**What to produce:**
Reproduce every entry below precisely; do not include the pictures.

**Raw records:**
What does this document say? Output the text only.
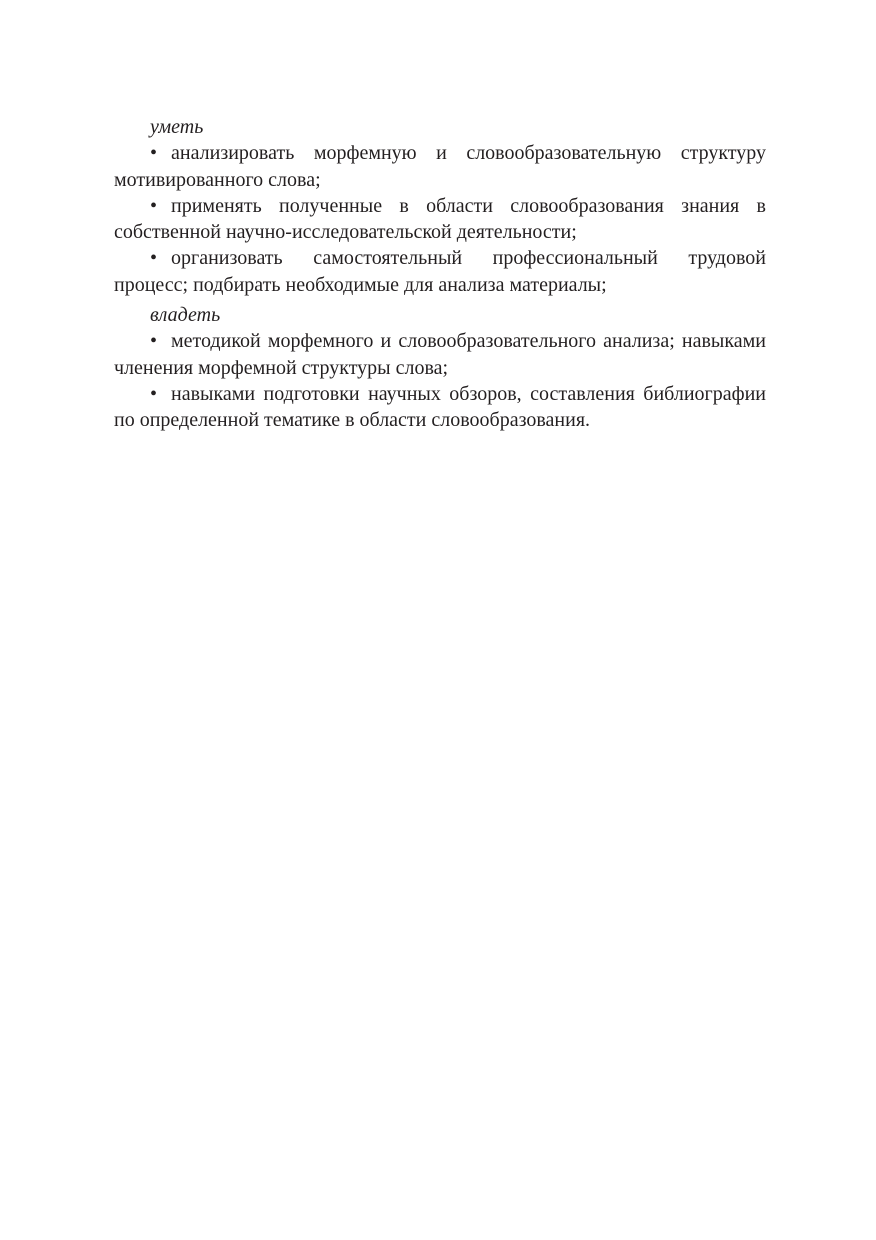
уметь

• анализировать морфемную и словообразовательную структуру мотивированного слова;

• применять полученные в области словообразования знания в собственной научно-исследовательской деятельности;

• организовать самостоятельный профессиональный трудовой процесс; подбирать необходимые для анализа материалы;

владеть

• методикой морфемного и словообразовательного анализа; навыками членения морфемной структуры слова;

• навыками подготовки научных обзоров, составления библиографии по определенной тематике в области словообразования.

**Final answer:**
What does this document say? Output the text only.
уметь

• анализировать морфемную и словообразовательную структуру мотивированного слова;

• применять полученные в области словообразования знания в собственной научно-исследовательской деятельности;

• организовать самостоятельный профессиональный трудовой процесс; подбирать необходимые для анализа материалы;

владеть

• методикой морфемного и словообразовательного анализа; навыками членения морфемной структуры слова;

• навыками подготовки научных обзоров, составления библиографии по определенной тематике в области словообразования.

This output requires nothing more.